▶ [What to produce] Go through the material and tally the lines containing the string "name". Give the total alone.

——

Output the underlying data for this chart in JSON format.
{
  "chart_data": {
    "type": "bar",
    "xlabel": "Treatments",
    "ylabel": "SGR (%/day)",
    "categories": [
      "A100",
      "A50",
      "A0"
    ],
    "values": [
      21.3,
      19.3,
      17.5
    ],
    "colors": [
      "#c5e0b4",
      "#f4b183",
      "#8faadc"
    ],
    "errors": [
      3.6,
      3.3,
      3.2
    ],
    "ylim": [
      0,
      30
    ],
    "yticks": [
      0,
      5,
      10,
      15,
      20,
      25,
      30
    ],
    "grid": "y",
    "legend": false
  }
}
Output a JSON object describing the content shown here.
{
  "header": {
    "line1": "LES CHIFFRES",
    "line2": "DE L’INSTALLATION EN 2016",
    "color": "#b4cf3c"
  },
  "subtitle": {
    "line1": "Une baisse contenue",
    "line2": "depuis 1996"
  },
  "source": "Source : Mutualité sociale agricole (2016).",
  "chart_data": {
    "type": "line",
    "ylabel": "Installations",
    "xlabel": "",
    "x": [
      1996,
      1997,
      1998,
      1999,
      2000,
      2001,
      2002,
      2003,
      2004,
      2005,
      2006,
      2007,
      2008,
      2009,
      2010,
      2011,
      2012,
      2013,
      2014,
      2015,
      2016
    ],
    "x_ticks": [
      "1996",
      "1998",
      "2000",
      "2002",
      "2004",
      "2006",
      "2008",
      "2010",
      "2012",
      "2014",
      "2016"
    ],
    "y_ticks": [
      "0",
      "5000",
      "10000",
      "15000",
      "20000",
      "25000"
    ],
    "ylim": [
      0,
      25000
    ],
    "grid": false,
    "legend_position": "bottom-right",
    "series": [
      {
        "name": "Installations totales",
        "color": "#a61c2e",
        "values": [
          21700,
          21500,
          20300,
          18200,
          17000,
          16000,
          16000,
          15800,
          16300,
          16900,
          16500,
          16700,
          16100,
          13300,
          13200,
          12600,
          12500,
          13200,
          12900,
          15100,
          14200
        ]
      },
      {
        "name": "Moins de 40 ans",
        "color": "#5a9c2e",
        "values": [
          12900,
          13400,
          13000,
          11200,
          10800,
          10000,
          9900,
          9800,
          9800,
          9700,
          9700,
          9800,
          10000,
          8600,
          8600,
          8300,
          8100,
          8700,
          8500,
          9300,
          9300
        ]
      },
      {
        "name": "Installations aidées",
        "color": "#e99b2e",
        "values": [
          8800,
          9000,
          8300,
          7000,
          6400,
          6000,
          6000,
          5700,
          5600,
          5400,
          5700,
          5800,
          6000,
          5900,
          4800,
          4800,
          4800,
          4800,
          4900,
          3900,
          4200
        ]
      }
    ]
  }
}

——

▶ [Answer] 3